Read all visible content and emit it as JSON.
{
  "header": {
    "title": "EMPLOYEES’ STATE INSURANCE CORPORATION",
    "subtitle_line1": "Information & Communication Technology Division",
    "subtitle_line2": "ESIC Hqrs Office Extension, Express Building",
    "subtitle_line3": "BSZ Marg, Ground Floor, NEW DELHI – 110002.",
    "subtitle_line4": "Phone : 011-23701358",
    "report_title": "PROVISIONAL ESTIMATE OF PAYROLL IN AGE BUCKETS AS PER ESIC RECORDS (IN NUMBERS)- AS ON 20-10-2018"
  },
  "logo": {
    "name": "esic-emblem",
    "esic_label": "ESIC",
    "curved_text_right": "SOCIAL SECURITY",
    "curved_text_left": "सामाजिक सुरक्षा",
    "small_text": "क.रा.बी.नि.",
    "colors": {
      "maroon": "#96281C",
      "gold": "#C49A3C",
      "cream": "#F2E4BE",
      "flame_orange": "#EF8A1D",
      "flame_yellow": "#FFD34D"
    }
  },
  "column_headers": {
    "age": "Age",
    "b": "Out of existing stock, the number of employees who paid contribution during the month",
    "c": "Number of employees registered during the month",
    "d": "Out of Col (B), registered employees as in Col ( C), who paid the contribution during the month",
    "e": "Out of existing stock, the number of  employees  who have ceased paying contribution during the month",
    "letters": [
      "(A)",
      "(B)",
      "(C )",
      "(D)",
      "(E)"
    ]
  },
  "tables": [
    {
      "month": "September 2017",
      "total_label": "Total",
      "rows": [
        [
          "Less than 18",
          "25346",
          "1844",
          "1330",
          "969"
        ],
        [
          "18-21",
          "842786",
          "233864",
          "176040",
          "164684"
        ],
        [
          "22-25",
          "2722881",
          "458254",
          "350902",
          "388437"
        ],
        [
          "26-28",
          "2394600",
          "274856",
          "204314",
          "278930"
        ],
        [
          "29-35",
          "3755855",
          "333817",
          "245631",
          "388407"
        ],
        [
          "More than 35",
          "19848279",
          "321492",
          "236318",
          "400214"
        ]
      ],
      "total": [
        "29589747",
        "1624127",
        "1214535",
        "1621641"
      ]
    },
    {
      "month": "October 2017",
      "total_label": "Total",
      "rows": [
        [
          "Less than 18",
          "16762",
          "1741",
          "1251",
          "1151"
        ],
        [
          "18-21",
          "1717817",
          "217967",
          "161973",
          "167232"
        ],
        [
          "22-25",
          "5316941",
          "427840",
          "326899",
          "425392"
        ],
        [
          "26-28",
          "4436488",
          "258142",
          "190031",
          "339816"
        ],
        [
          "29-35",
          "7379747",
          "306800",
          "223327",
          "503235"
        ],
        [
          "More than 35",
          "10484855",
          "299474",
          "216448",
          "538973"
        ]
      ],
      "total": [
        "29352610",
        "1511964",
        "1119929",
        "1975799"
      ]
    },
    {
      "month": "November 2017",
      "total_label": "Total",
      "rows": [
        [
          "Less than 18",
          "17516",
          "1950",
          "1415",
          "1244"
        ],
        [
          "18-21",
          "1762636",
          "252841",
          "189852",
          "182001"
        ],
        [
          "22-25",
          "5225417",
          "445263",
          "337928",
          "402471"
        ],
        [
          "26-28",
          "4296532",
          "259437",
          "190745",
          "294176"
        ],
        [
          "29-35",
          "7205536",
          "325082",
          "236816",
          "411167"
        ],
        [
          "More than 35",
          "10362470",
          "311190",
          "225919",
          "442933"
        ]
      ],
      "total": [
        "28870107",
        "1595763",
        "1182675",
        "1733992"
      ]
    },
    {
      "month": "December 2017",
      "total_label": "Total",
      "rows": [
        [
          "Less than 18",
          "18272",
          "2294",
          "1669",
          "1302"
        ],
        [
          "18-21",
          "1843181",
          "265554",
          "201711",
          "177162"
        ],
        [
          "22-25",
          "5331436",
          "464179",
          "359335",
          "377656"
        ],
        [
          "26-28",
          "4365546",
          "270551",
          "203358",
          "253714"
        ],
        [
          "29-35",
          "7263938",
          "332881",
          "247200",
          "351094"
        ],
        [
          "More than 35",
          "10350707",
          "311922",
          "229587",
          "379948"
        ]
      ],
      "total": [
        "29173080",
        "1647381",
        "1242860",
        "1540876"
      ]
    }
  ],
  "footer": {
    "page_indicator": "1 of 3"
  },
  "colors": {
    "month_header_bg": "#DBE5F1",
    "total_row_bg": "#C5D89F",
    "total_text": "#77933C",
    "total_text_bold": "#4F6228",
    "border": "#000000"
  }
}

* Problem: Please output the entire listing exactly as it stands.

* Response to the exercise:
Read all visible content and emit it as JSON.
{
  "header": {
    "title": "EMPLOYEES’ STATE INSURANCE CORPORATION",
    "subtitle_line1": "Information & Communication Technology Division",
    "subtitle_line2": "ESIC Hqrs Office Extension, Express Building",
    "subtitle_line3": "BSZ Marg, Ground Floor, NEW DELHI – 110002.",
    "subtitle_line4": "Phone : 011-23701358",
    "report_title": "PROVISIONAL ESTIMATE OF PAYROLL IN AGE BUCKETS AS PER ESIC RECORDS (IN NUMBERS)- AS ON 20-10-2018"
  },
  "logo": {
    "name": "esic-emblem",
    "esic_label": "ESIC",
    "curved_text_right": "SOCIAL SECURITY",
    "curved_text_left": "सामाजिक सुरक्षा",
    "small_text": "क.रा.बी.नि.",
    "colors": {
      "maroon": "#96281C",
      "gold": "#C49A3C",
      "cream": "#F2E4BE",
      "flame_orange": "#EF8A1D",
      "flame_yellow": "#FFD34D"
    }
  },
  "column_headers": {
    "age": "Age",
    "b": "Out of existing stock, the number of employees who paid contribution during the month",
    "c": "Number of employees registered during the month",
    "d": "Out of Col (B), registered employees as in Col ( C), who paid the contribution during the month",
    "e": "Out of existing stock, the number of  employees  who have ceased paying contribution during the month",
    "letters": [
      "(A)",
      "(B)",
      "(C )",
      "(D)",
      "(E)"
    ]
  },
  "tables": [
    {
      "month": "September 2017",
      "total_label": "Total",
      "rows": [
        [
          "Less than 18",
          "25346",
          "1844",
          "1330",
          "969"
        ],
        [
          "18-21",
          "842786",
          "233864",
          "176040",
          "164684"
        ],
        [
          "22-25",
          "2722881",
          "458254",
          "350902",
          "388437"
        ],
        [
          "26-28",
          "2394600",
          "274856",
          "204314",
          "278930"
        ],
        [
          "29-35",
          "3755855",
          "333817",
          "245631",
          "388407"
        ],
        [
          "More than 35",
          "19848279",
          "321492",
          "236318",
          "400214"
        ]
      ],
      "total": [
        "29589747",
        "1624127",
        "1214535",
        "1621641"
      ]
    },
    {
      "month": "October 2017",
      "total_label": "Total",
      "rows": [
        [
          "Less than 18",
          "16762",
          "1741",
          "1251",
          "1151"
        ],
        [
          "18-21",
          "1717817",
          "217967",
          "161973",
          "167232"
        ],
        [
          "22-25",
          "5316941",
          "427840",
          "326899",
          "425392"
        ],
        [
          "26-28",
          "4436488",
          "258142",
          "190031",
          "339816"
        ],
        [
          "29-35",
          "7379747",
          "306800",
          "223327",
          "503235"
        ],
        [
          "More than 35",
          "10484855",
          "299474",
          "216448",
          "538973"
        ]
      ],
      "total": [
        "29352610",
        "1511964",
        "1119929",
        "1975799"
      ]
    },
    {
      "month": "November 2017",
      "total_label": "Total",
      "rows": [
        [
          "Less than 18",
          "17516",
          "1950",
          "1415",
          "1244"
        ],
        [
          "18-21",
          "1762636",
          "252841",
          "189852",
          "182001"
        ],
        [
          "22-25",
          "5225417",
          "445263",
          "337928",
          "402471"
        ],
        [
          "26-28",
          "4296532",
          "259437",
          "190745",
          "294176"
        ],
        [
          "29-35",
          "7205536",
          "325082",
          "236816",
          "411167"
        ],
        [
          "More than 35",
          "10362470",
          "311190",
          "225919",
          "442933"
        ]
      ],
      "total": [
        "28870107",
        "1595763",
        "1182675",
        "1733992"
      ]
    },
    {
      "month": "December 2017",
      "total_label": "Total",
      "rows": [
        [
          "Less than 18",
          "18272",
          "2294",
          "1669",
          "1302"
        ],
        [
          "18-21",
          "1843181",
          "265554",
          "201711",
          "177162"
        ],
        [
          "22-25",
          "5331436",
          "464179",
          "359335",
          "377656"
        ],
        [
          "26-28",
          "4365546",
          "270551",
          "203358",
          "253714"
        ],
        [
          "29-35",
          "7263938",
          "332881",
          "247200",
          "351094"
        ],
        [
          "More than 35",
          "10350707",
          "311922",
          "229587",
          "379948"
        ]
      ],
      "total": [
        "29173080",
        "1647381",
        "1242860",
        "1540876"
      ]
    }
  ],
  "footer": {
    "page_indicator": "1 of 3"
  },
  "colors": {
    "month_header_bg": "#DBE5F1",
    "total_row_bg": "#C5D89F",
    "total_text": "#77933C",
    "total_text_bold": "#4F6228",
    "border": "#000000"
  }
}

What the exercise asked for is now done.